SHORT EXERCISE: Locate every line in the material below that has the word "型大城市". Copy each of those lines.

SOURCE RECORDS:
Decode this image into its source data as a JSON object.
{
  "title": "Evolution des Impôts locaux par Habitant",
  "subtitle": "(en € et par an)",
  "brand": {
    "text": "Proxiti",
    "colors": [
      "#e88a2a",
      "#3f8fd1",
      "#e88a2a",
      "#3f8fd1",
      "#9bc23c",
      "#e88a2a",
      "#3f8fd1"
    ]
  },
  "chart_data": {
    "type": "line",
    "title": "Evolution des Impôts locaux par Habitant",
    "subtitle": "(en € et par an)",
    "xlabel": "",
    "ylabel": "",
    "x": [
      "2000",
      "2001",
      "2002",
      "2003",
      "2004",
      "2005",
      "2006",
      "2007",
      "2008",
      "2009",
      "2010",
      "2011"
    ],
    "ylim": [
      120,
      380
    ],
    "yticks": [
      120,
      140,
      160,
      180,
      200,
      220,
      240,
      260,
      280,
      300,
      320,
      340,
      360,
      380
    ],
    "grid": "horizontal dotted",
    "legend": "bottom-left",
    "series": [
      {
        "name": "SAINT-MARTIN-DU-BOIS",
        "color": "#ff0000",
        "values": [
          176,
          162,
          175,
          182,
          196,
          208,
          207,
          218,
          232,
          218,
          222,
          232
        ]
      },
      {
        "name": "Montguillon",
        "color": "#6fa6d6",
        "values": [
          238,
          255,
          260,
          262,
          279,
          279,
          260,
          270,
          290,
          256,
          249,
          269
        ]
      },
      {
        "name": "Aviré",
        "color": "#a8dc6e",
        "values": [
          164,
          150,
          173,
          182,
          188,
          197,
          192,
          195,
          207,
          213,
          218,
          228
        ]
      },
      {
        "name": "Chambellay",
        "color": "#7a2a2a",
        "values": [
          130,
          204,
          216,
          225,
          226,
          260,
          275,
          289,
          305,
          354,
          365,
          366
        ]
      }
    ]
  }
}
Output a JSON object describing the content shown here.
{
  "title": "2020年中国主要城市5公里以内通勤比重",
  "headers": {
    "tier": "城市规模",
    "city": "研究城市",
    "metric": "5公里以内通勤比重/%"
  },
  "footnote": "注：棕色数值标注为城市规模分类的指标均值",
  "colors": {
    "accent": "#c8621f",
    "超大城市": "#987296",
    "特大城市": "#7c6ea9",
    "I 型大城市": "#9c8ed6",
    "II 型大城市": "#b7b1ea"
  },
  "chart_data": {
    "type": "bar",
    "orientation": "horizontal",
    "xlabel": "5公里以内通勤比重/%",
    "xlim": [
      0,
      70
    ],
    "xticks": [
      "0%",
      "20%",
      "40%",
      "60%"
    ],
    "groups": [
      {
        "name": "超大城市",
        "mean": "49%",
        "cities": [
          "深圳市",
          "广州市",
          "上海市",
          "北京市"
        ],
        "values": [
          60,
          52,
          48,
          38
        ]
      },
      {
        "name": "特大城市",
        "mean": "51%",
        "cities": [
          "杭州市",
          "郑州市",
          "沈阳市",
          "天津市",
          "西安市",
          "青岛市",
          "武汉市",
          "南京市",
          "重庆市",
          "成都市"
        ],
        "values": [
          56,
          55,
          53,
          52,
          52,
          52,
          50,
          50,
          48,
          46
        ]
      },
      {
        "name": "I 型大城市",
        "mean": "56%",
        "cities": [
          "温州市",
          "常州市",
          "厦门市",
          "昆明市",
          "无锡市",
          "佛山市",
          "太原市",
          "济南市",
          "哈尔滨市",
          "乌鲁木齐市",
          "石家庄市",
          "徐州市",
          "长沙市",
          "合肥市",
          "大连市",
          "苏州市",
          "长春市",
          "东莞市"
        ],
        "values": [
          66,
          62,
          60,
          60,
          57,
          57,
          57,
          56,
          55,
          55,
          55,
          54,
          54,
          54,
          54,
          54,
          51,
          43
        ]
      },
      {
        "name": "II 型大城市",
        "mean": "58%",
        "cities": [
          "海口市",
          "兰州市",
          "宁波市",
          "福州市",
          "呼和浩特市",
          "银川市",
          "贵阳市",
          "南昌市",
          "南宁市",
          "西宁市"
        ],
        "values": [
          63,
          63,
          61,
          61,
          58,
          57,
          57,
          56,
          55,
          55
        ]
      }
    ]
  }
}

WRITTEN SOLUTION:
    "I 型大城市": "#9c8ed6",
    "II 型大城市": "#b7b1ea"
        "name": "I 型大城市",
        "name": "II 型大城市",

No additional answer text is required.